* BEGIN *
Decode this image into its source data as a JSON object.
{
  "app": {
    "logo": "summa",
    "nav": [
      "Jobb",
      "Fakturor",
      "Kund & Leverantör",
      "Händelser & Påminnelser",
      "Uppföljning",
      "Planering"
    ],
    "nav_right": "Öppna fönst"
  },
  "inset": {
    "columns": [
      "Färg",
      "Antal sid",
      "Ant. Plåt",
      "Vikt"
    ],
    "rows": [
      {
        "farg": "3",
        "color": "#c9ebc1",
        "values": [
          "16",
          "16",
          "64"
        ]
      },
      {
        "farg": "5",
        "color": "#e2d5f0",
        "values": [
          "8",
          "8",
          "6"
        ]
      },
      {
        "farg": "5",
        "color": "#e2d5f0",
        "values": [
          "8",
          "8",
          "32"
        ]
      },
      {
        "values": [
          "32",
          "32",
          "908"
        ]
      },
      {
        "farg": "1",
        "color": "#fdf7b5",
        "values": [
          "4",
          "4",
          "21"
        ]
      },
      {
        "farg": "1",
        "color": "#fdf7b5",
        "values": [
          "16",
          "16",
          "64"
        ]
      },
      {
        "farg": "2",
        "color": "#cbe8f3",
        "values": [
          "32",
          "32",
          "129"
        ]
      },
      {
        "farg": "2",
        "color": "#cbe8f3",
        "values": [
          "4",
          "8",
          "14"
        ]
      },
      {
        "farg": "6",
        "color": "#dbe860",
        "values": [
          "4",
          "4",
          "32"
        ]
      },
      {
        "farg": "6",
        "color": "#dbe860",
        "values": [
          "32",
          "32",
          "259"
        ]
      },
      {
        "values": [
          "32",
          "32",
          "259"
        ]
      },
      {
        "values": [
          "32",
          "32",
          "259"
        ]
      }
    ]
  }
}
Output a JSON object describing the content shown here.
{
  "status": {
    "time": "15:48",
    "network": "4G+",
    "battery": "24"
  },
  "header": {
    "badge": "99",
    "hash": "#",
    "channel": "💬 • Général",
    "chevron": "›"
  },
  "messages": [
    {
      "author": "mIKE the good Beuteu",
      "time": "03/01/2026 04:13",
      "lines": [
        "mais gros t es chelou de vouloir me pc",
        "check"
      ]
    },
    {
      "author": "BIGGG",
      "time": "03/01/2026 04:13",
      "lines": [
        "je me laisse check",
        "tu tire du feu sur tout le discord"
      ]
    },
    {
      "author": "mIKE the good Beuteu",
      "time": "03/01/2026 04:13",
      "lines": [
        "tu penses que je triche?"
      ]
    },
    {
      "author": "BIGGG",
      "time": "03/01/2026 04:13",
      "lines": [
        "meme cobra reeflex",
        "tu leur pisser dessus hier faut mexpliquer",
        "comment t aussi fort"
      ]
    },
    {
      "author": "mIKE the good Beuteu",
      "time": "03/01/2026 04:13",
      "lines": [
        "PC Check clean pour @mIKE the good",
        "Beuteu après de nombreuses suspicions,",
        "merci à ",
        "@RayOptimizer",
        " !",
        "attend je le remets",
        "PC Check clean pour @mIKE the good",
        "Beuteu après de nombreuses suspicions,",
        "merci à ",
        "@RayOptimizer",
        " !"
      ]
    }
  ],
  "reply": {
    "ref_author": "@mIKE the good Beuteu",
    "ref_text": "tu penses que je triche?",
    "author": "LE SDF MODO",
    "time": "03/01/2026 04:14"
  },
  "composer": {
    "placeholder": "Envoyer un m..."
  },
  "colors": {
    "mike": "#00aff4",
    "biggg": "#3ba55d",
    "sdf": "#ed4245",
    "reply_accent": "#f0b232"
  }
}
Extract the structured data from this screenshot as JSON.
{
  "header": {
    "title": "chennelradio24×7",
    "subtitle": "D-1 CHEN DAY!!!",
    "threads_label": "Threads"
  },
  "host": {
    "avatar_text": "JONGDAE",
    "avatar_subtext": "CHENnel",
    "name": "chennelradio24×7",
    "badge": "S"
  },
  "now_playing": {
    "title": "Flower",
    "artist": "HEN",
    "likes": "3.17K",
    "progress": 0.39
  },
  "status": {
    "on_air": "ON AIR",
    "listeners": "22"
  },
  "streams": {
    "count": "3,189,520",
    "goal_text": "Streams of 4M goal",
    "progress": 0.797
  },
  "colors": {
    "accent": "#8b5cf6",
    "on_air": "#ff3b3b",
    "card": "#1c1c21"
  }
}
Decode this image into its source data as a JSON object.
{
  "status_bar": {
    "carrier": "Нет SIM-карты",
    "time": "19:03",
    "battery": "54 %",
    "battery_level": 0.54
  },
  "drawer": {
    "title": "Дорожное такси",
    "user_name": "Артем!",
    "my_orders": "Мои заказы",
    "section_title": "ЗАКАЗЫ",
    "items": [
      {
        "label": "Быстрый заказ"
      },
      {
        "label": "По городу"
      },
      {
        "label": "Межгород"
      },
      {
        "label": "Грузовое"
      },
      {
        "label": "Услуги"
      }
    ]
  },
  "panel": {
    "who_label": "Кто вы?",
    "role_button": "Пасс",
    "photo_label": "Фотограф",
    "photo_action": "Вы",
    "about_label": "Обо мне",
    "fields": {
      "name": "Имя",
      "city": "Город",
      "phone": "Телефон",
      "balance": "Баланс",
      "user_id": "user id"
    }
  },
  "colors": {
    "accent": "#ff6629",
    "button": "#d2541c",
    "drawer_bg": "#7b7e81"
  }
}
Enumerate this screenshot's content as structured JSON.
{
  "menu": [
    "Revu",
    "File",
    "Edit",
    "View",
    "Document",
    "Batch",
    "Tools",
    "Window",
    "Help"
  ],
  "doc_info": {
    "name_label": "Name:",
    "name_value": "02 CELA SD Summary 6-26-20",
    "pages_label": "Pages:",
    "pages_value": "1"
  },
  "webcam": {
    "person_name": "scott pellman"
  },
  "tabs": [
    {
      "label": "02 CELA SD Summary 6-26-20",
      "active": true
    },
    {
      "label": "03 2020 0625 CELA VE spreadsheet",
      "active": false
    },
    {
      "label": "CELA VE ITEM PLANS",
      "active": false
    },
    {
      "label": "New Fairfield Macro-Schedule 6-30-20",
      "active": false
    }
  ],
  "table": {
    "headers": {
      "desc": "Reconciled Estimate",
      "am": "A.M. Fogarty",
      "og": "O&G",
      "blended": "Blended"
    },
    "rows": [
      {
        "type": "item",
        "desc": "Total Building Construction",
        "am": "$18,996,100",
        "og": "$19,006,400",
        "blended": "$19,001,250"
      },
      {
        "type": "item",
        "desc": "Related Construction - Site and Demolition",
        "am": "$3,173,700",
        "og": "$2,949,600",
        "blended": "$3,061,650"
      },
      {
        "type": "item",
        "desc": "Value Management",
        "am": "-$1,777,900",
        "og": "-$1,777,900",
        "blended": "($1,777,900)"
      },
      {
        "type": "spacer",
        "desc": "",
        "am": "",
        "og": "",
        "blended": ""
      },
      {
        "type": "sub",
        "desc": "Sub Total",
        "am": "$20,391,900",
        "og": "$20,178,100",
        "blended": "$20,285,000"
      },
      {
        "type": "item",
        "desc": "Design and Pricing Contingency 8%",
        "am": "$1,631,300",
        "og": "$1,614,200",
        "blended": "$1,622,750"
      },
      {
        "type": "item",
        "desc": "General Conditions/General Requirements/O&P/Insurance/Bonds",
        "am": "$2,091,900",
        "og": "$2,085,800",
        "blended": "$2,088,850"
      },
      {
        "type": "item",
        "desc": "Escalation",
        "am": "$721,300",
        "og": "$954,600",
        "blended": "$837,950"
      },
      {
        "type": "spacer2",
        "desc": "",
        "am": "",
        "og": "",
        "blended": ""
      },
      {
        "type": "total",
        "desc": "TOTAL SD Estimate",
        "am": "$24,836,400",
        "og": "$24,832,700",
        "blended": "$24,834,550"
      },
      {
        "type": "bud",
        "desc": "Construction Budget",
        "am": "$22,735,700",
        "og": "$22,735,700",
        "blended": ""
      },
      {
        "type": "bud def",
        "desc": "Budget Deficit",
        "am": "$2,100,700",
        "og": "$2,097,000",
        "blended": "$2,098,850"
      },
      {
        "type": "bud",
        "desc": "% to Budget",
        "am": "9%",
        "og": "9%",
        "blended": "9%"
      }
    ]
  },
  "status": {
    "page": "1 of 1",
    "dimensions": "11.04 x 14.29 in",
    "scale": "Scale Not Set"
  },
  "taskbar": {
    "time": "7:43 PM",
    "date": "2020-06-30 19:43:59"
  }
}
* END *
**EXERCISE BRIEF:** Look for "CELA" and pull out every line that has it.

**TASK ANSWER:**
    "name_value": "02 CELA SD Summary 6-26-20",
      "label": "02 CELA SD Summary 6-26-20",
      "label": "03 2020 0625 CELA VE spreadsheet",
      "label": "CELA VE ITEM PLANS",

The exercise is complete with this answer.